◆ **Job**: Gather, from the data below, each line in which the word "Христом" occurs.

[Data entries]
● ● ● ● ● ● ●

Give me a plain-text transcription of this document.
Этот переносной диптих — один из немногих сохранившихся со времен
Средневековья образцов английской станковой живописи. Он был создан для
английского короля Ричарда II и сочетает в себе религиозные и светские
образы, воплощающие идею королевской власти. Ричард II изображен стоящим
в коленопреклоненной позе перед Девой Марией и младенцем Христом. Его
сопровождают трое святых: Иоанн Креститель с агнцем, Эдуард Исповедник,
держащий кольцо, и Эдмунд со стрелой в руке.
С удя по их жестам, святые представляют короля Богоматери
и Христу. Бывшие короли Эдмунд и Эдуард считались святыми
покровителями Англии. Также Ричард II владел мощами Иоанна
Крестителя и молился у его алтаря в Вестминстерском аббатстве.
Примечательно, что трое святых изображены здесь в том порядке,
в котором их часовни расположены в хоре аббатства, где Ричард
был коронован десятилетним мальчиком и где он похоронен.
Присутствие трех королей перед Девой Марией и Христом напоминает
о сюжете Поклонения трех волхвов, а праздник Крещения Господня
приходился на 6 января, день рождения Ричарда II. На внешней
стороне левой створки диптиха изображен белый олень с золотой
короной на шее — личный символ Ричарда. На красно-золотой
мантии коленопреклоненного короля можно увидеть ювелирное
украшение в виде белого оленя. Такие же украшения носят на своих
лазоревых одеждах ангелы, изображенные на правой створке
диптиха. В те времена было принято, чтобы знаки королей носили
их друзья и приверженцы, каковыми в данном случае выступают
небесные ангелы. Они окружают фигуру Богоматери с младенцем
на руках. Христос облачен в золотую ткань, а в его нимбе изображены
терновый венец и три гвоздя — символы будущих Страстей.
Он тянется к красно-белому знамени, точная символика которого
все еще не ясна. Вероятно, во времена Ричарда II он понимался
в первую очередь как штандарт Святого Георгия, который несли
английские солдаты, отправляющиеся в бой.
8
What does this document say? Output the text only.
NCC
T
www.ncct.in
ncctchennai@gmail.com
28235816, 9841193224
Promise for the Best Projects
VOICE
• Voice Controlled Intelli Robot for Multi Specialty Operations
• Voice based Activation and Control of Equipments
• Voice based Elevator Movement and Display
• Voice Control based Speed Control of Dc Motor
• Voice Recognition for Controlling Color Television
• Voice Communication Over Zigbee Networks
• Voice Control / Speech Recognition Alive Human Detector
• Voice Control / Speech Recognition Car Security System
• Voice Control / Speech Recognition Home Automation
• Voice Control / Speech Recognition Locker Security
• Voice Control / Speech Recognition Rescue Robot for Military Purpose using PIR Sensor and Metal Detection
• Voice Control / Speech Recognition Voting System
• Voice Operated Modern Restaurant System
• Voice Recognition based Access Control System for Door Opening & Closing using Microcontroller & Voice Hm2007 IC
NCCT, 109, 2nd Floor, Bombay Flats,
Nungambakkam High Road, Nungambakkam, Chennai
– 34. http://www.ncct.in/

● ● ● ● ● ● ●

◆ **Solution**:
в коленопреклоненной позе перед Девой Марией и младенцем Христом. Его
Присутствие трех королей перед Девой Марией и Христом напоминает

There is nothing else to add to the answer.